■ Your objective
For the listing below, give the number of lines in which "resources" occurs. Add nothing.

■ Dataset entries
— Begin —

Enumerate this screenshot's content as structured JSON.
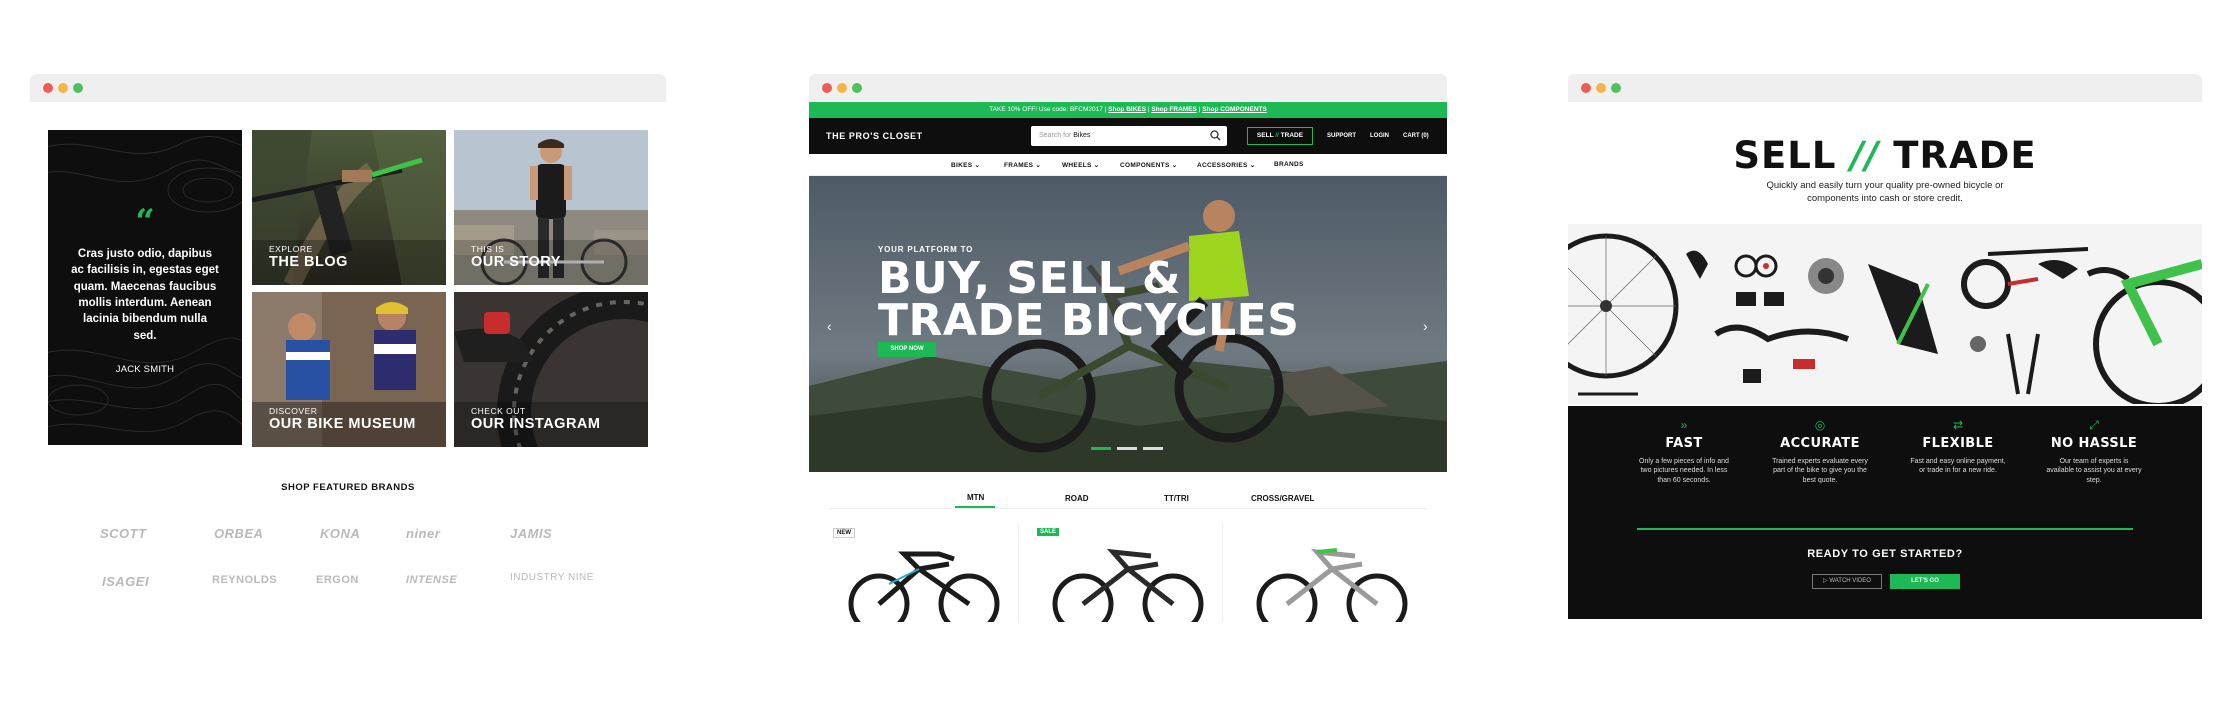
{
  "window1": {
    "quote": {
      "text": "Cras justo odio, dapibus ac facilisis in, egestas eget quam. Maecenas faucibus mollis interdum. Aenean lacinia bibendum nulla sed.",
      "author": "JACK SMITH",
      "icon": "quote-icon"
    },
    "tiles": [
      {
        "small": "EXPLORE",
        "big": "THE BLOG"
      },
      {
        "small": "THIS IS",
        "big": "OUR STORY"
      },
      {
        "small": "DISCOVER",
        "big": "OUR BIKE MUSEUM"
      },
      {
        "small": "CHECK OUT",
        "big": "OUR INSTAGRAM"
      }
    ],
    "brands_title": "SHOP FEATURED BRANDS",
    "brands": [
      "SCOTT",
      "ORBEA",
      "KONA",
      "niner",
      "JAMIS",
      "ISAGEI",
      "REYNOLDS",
      "ERGON",
      "INTENSE",
      "INDUSTRY NINE"
    ]
  },
  "window2": {
    "promo": {
      "prefix": "TAKE 10% OFF! Use code: BFCM2017",
      "bikes": "Shop BIKES",
      "frames": "Shop FRAMES",
      "components": "Shop COMPONENTS",
      "sep": " | "
    },
    "logo": "THE PRO'S CLOSET",
    "search": {
      "placeholder": "Search for",
      "value": "Bikes"
    },
    "sell_trade": {
      "left": "SELL",
      "slash": "//",
      "right": "TRADE"
    },
    "nav_links": [
      "SUPPORT",
      "LOGIN",
      "CART (0)"
    ],
    "menu": [
      "BIKES",
      "FRAMES",
      "WHEELS",
      "COMPONENTS",
      "ACCESSORIES",
      "BRANDS"
    ],
    "hero": {
      "eyebrow": "YOUR PLATFORM TO",
      "title": "BUY, SELL &\nTRADE BICYCLES",
      "button": "SHOP NOW",
      "prev": "‹",
      "next": "›"
    },
    "tabs": [
      "MTN",
      "ROAD",
      "TT/TRI",
      "CROSS/GRAVEL"
    ],
    "active_tab": "MTN",
    "badges": {
      "new": "NEW",
      "sale": "SALE"
    }
  },
  "window3": {
    "title_left": "SELL",
    "title_slash": "//",
    "title_right": "TRADE",
    "subtitle": "Quickly and easily turn your quality pre-owned bicycle or\ncomponents into cash or store credit.",
    "features": [
      {
        "icon": "fast-forward-icon",
        "title": "FAST",
        "text": "Only a few pieces of info and two pictures needed. In less than 60 seconds."
      },
      {
        "icon": "target-icon",
        "title": "ACCURATE",
        "text": "Trained experts evaluate every part of the bike to give you the best quote."
      },
      {
        "icon": "shuffle-icon",
        "title": "FLEXIBLE",
        "text": "Fast and easy online payment, or trade in for a new ride."
      },
      {
        "icon": "expand-icon",
        "title": "NO HASSLE",
        "text": "Our team of experts is available to assist you at every step."
      }
    ],
    "ready": "READY TO GET STARTED?",
    "watch": "WATCH VIDEO",
    "go": "LET'S GO"
  },
  "colors": {
    "accent": "#1db954",
    "dark": "#0e0e0e",
    "chrome": "#efefef"
  }
}
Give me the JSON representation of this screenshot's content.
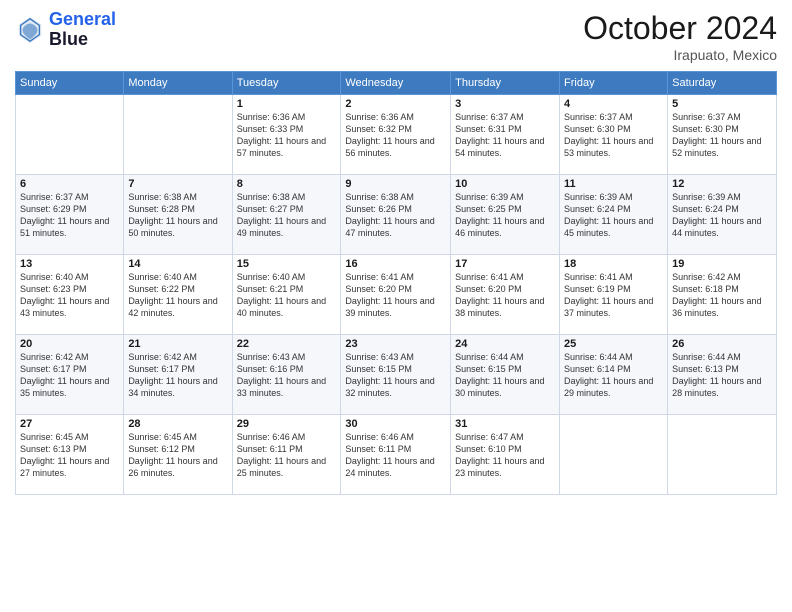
{
  "header": {
    "logo_line1": "General",
    "logo_line2": "Blue",
    "month": "October 2024",
    "location": "Irapuato, Mexico"
  },
  "days_of_week": [
    "Sunday",
    "Monday",
    "Tuesday",
    "Wednesday",
    "Thursday",
    "Friday",
    "Saturday"
  ],
  "weeks": [
    [
      {
        "day": "",
        "sunrise": "",
        "sunset": "",
        "daylight": ""
      },
      {
        "day": "",
        "sunrise": "",
        "sunset": "",
        "daylight": ""
      },
      {
        "day": "1",
        "sunrise": "Sunrise: 6:36 AM",
        "sunset": "Sunset: 6:33 PM",
        "daylight": "Daylight: 11 hours and 57 minutes."
      },
      {
        "day": "2",
        "sunrise": "Sunrise: 6:36 AM",
        "sunset": "Sunset: 6:32 PM",
        "daylight": "Daylight: 11 hours and 56 minutes."
      },
      {
        "day": "3",
        "sunrise": "Sunrise: 6:37 AM",
        "sunset": "Sunset: 6:31 PM",
        "daylight": "Daylight: 11 hours and 54 minutes."
      },
      {
        "day": "4",
        "sunrise": "Sunrise: 6:37 AM",
        "sunset": "Sunset: 6:30 PM",
        "daylight": "Daylight: 11 hours and 53 minutes."
      },
      {
        "day": "5",
        "sunrise": "Sunrise: 6:37 AM",
        "sunset": "Sunset: 6:30 PM",
        "daylight": "Daylight: 11 hours and 52 minutes."
      }
    ],
    [
      {
        "day": "6",
        "sunrise": "Sunrise: 6:37 AM",
        "sunset": "Sunset: 6:29 PM",
        "daylight": "Daylight: 11 hours and 51 minutes."
      },
      {
        "day": "7",
        "sunrise": "Sunrise: 6:38 AM",
        "sunset": "Sunset: 6:28 PM",
        "daylight": "Daylight: 11 hours and 50 minutes."
      },
      {
        "day": "8",
        "sunrise": "Sunrise: 6:38 AM",
        "sunset": "Sunset: 6:27 PM",
        "daylight": "Daylight: 11 hours and 49 minutes."
      },
      {
        "day": "9",
        "sunrise": "Sunrise: 6:38 AM",
        "sunset": "Sunset: 6:26 PM",
        "daylight": "Daylight: 11 hours and 47 minutes."
      },
      {
        "day": "10",
        "sunrise": "Sunrise: 6:39 AM",
        "sunset": "Sunset: 6:25 PM",
        "daylight": "Daylight: 11 hours and 46 minutes."
      },
      {
        "day": "11",
        "sunrise": "Sunrise: 6:39 AM",
        "sunset": "Sunset: 6:24 PM",
        "daylight": "Daylight: 11 hours and 45 minutes."
      },
      {
        "day": "12",
        "sunrise": "Sunrise: 6:39 AM",
        "sunset": "Sunset: 6:24 PM",
        "daylight": "Daylight: 11 hours and 44 minutes."
      }
    ],
    [
      {
        "day": "13",
        "sunrise": "Sunrise: 6:40 AM",
        "sunset": "Sunset: 6:23 PM",
        "daylight": "Daylight: 11 hours and 43 minutes."
      },
      {
        "day": "14",
        "sunrise": "Sunrise: 6:40 AM",
        "sunset": "Sunset: 6:22 PM",
        "daylight": "Daylight: 11 hours and 42 minutes."
      },
      {
        "day": "15",
        "sunrise": "Sunrise: 6:40 AM",
        "sunset": "Sunset: 6:21 PM",
        "daylight": "Daylight: 11 hours and 40 minutes."
      },
      {
        "day": "16",
        "sunrise": "Sunrise: 6:41 AM",
        "sunset": "Sunset: 6:20 PM",
        "daylight": "Daylight: 11 hours and 39 minutes."
      },
      {
        "day": "17",
        "sunrise": "Sunrise: 6:41 AM",
        "sunset": "Sunset: 6:20 PM",
        "daylight": "Daylight: 11 hours and 38 minutes."
      },
      {
        "day": "18",
        "sunrise": "Sunrise: 6:41 AM",
        "sunset": "Sunset: 6:19 PM",
        "daylight": "Daylight: 11 hours and 37 minutes."
      },
      {
        "day": "19",
        "sunrise": "Sunrise: 6:42 AM",
        "sunset": "Sunset: 6:18 PM",
        "daylight": "Daylight: 11 hours and 36 minutes."
      }
    ],
    [
      {
        "day": "20",
        "sunrise": "Sunrise: 6:42 AM",
        "sunset": "Sunset: 6:17 PM",
        "daylight": "Daylight: 11 hours and 35 minutes."
      },
      {
        "day": "21",
        "sunrise": "Sunrise: 6:42 AM",
        "sunset": "Sunset: 6:17 PM",
        "daylight": "Daylight: 11 hours and 34 minutes."
      },
      {
        "day": "22",
        "sunrise": "Sunrise: 6:43 AM",
        "sunset": "Sunset: 6:16 PM",
        "daylight": "Daylight: 11 hours and 33 minutes."
      },
      {
        "day": "23",
        "sunrise": "Sunrise: 6:43 AM",
        "sunset": "Sunset: 6:15 PM",
        "daylight": "Daylight: 11 hours and 32 minutes."
      },
      {
        "day": "24",
        "sunrise": "Sunrise: 6:44 AM",
        "sunset": "Sunset: 6:15 PM",
        "daylight": "Daylight: 11 hours and 30 minutes."
      },
      {
        "day": "25",
        "sunrise": "Sunrise: 6:44 AM",
        "sunset": "Sunset: 6:14 PM",
        "daylight": "Daylight: 11 hours and 29 minutes."
      },
      {
        "day": "26",
        "sunrise": "Sunrise: 6:44 AM",
        "sunset": "Sunset: 6:13 PM",
        "daylight": "Daylight: 11 hours and 28 minutes."
      }
    ],
    [
      {
        "day": "27",
        "sunrise": "Sunrise: 6:45 AM",
        "sunset": "Sunset: 6:13 PM",
        "daylight": "Daylight: 11 hours and 27 minutes."
      },
      {
        "day": "28",
        "sunrise": "Sunrise: 6:45 AM",
        "sunset": "Sunset: 6:12 PM",
        "daylight": "Daylight: 11 hours and 26 minutes."
      },
      {
        "day": "29",
        "sunrise": "Sunrise: 6:46 AM",
        "sunset": "Sunset: 6:11 PM",
        "daylight": "Daylight: 11 hours and 25 minutes."
      },
      {
        "day": "30",
        "sunrise": "Sunrise: 6:46 AM",
        "sunset": "Sunset: 6:11 PM",
        "daylight": "Daylight: 11 hours and 24 minutes."
      },
      {
        "day": "31",
        "sunrise": "Sunrise: 6:47 AM",
        "sunset": "Sunset: 6:10 PM",
        "daylight": "Daylight: 11 hours and 23 minutes."
      },
      {
        "day": "",
        "sunrise": "",
        "sunset": "",
        "daylight": ""
      },
      {
        "day": "",
        "sunrise": "",
        "sunset": "",
        "daylight": ""
      }
    ]
  ]
}
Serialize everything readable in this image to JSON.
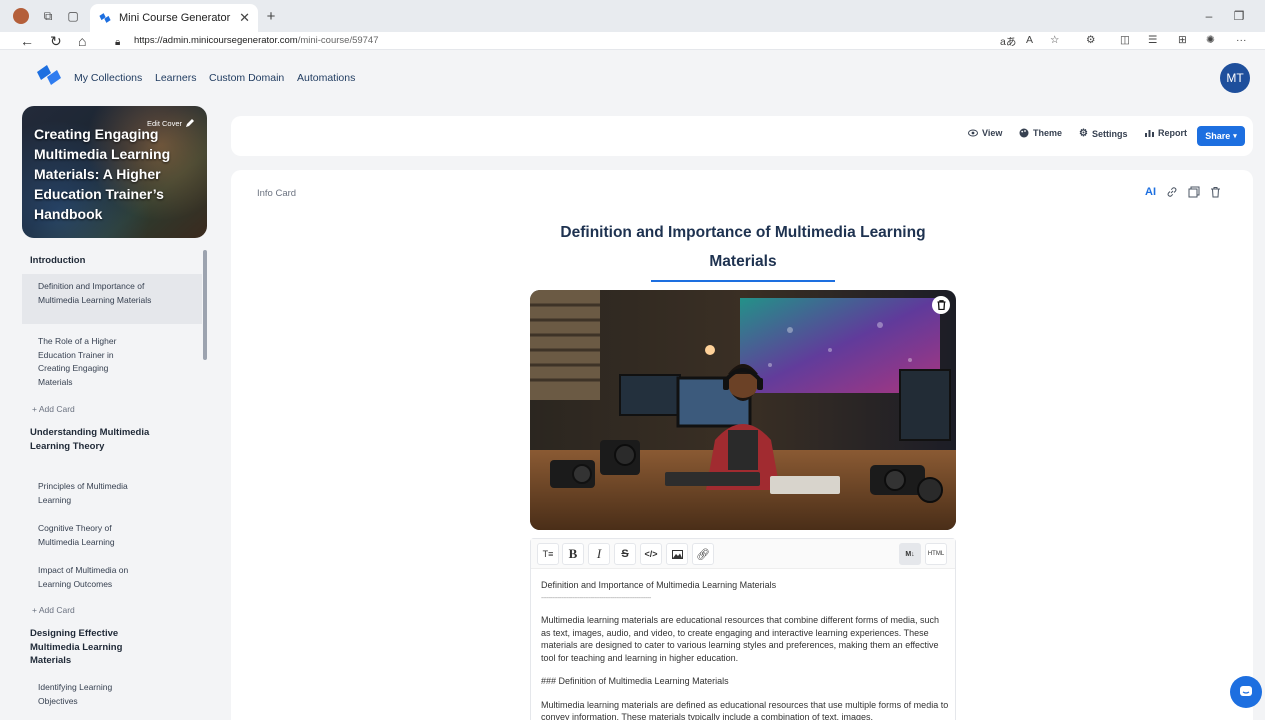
{
  "browser": {
    "tab_title": "Mini Course Generator",
    "url_host": "https://admin.minicoursegenerator.com",
    "url_path": "/mini-course/59747"
  },
  "nav": {
    "links": [
      "My Collections",
      "Learners",
      "Custom Domain",
      "Automations"
    ],
    "avatar": "MT"
  },
  "cover": {
    "edit_label": "Edit Cover",
    "title": "Creating Engaging Multimedia Learning Materials: A Higher Education Trainer’s Handbook"
  },
  "sidebar": {
    "sections": [
      {
        "title": "Introduction"
      },
      {
        "title": "Understanding Multimedia Learning Theory"
      },
      {
        "title": "Designing Effective Multimedia Learning Materials"
      }
    ],
    "items": [
      "Definition and Importance of Multimedia Learning Materials",
      "The Role of a Higher Education Trainer in Creating Engaging Materials",
      "Principles of Multimedia Learning",
      "Cognitive Theory of Multimedia Learning",
      "Impact of Multimedia on Learning Outcomes",
      "Identifying Learning Objectives"
    ],
    "add_card": "+ Add Card"
  },
  "toolbar": {
    "view": "View",
    "theme": "Theme",
    "settings": "Settings",
    "report": "Report",
    "share": "Share"
  },
  "card": {
    "type_label": "Info Card",
    "ai_label": "AI",
    "title": "Definition and Importance of Multimedia Learning Materials"
  },
  "editor": {
    "heading": "Definition and Importance of Multimedia Learning Materials",
    "underline": "------------------------------------------------------------",
    "p1": "Multimedia learning materials are educational resources that combine different forms of media, such as text, images, audio, and video, to create engaging and interactive learning experiences. These materials are designed to cater to various learning styles and preferences, making them an effective tool for teaching and learning in higher education.",
    "h3": "### Definition of Multimedia Learning Materials",
    "p2": "Multimedia learning materials are defined as educational resources that use multiple forms of media to convey information. These materials typically include a combination of text, images,"
  },
  "colors": {
    "accent": "#1d6fe0",
    "title": "#1e3250"
  }
}
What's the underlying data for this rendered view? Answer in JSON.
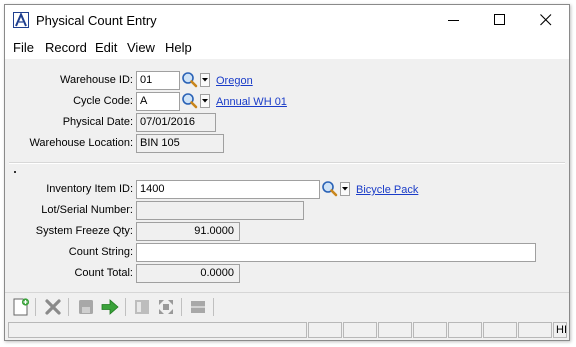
{
  "window": {
    "title": "Physical Count Entry"
  },
  "menu": {
    "file": "File",
    "record": "Record",
    "edit": "Edit",
    "view": "View",
    "help": "Help"
  },
  "form": {
    "warehouse_id": {
      "label": "Warehouse ID:",
      "value": "01",
      "description": "Oregon"
    },
    "cycle_code": {
      "label": "Cycle Code:",
      "value": "A",
      "description": "Annual WH 01"
    },
    "physical_date": {
      "label": "Physical Date:",
      "value": "07/01/2016"
    },
    "warehouse_location": {
      "label": "Warehouse Location:",
      "value": "BIN 105"
    },
    "inventory_item_id": {
      "label": "Inventory Item ID:",
      "value": "1400",
      "description": "Bicycle Pack"
    },
    "lot_serial_number": {
      "label": "Lot/Serial Number:",
      "value": ""
    },
    "system_freeze_qty": {
      "label": "System Freeze Qty:",
      "value": "91.0000"
    },
    "count_string": {
      "label": "Count String:",
      "value": ""
    },
    "count_total": {
      "label": "Count Total:",
      "value": "0.0000"
    }
  },
  "toolbar": {
    "icons": [
      "new-record-icon",
      "delete-icon",
      "save-icon",
      "proceed-arrow-icon",
      "first-record-icon",
      "fit-icon",
      "list-icon"
    ]
  },
  "status": {
    "last_panel": "HI"
  },
  "colors": {
    "link": "#1a3cc8",
    "window_bg": "#f0f0f0",
    "title_icon": "#1f3f8f"
  }
}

— End —

■ Solution
2